**Текст для чтения:**

Наконец-то, почти через десять лет, руки дошли до любимого детища. Петр Ильич работает упоенно до самозабвения. Переработанный «Кузнец Вакула» будет называться «Черевички». Полонский даст Петру Ильичу разрешение на переработку либрегго. Новое либретто, как и само название, будет заимствовано из пьесы «Черевички», с огромным успехом прошедшей только что в Петербурге и в Москве. Автор пьесы, Ипполит Васильевич Шпажинский, согласился по просьбе Чайковского переделать свое произведение в оперное либретто, следуя его же указаниям.

Надежда Филаретовна рада за своего лучшего друга: «Поздравляю Вас с новосельем, дай бог, чтобы Вы нашли в нем здоровье, спокойствие и наслаждение. Я очень рада, что Вы довольны Вашим местопребыванием, тем более что я очень боялась, что жизнь в одном из таких захолустьев, какими изобилует наше бедное отечество, покажется Вам очень тяжелою».

И со знанием дела пытается отсоветовать Петру Ильичу покупать дом. «Знаете, дорогой мой, что меня пугает Ваше желание приобрести собственность, потому что я по собственному опыту и по бесконечным наблюдениям знаю, что иметь собственность — это иметь бесчисленное множество терзаний, мучений, неприятностей, несправедливостей и всего того, что человеку вконец расстраивает нервы. У меня были огромные собственности, я потеряла на них последнее здоровье; теперь у меня самые маленькие собственности, и я никогда не знаю покоя, благодаря им… Мне кажется, что если Вы в продолжение этого года найдете что-нибудь, что Вам понравится, то менее опасно было бы нанять на три, на четыре года. Конечно, иметь собственность очень приятно, но в этом заключается еще больше неприятностей, чем приятностей, в особенности же для Вас, который не привык к такого рода дрязгам».

Баронессе фон Мекк можно верить — собственности у нее были не только огромные, но и множественные. Наградило ее провидение недвижимым имуществом, нечего сказать…

Чайковский не спорит — иметь собственность и впрямь стеснительно.

Но, с другой стороны, ему нужно же, наконец, хоть где-нибудь быть у себя дома!

В Москве он бы нанял квартиру и был бы счастлив. Но наемное жилье в деревне его не устраивает, он не чувствует себя в нем, как дома…

Взять хоть бы дом в Майданове.

Неподалеку живет хозяйка, которая всеми путями навязывается на знакомство! После Антонины Ивановны с женщинами, которые ведут себя подобным образом, он не желает иметь ничего общего, даже простого знакомства.

**Исходные записи:**
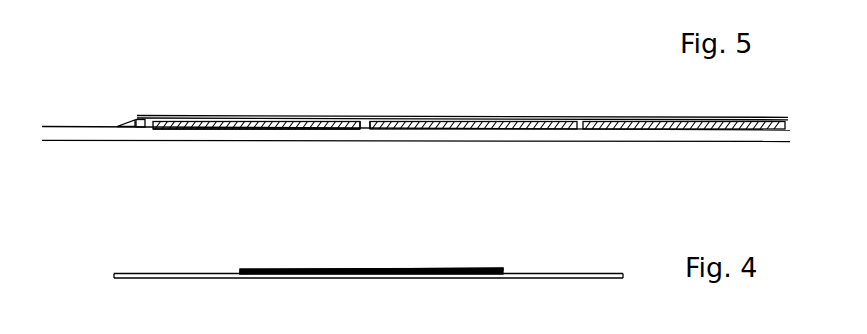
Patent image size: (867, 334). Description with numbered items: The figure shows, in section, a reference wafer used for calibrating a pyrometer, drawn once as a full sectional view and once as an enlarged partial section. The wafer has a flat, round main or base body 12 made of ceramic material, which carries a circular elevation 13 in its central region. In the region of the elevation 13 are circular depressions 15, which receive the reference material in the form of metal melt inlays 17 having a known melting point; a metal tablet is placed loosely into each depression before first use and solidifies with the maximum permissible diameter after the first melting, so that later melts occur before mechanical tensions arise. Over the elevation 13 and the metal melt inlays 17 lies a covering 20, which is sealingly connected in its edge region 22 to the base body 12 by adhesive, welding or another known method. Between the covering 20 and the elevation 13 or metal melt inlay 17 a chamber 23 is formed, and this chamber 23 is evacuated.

In FIG. 5, the base body 12 is at (75, 136).
In FIG. 4, the base body 12 is at (161, 277).
In FIG. 5, the elevation 13 is at (141, 122).
In FIG. 5, the depressions 15 is at (168, 128).
In FIG. 5, the metal melt inlays 17 is at (243, 121).
In FIG. 4, the metal melt inlays 17 is at (383, 270).
In FIG. 5, the covering 20 is at (307, 117).
In FIG. 5, the edge region 22 is at (118, 123).
In FIG. 5, the chamber 23 is at (370, 117).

**Что нужно сделать:**
Как будет называться переработанный «Кузнец Вакула», если верить тексту о Чайковском? Эти записи для работы не понадобятся.

**Ответ к заданию:**
Он будет называться «Черевички».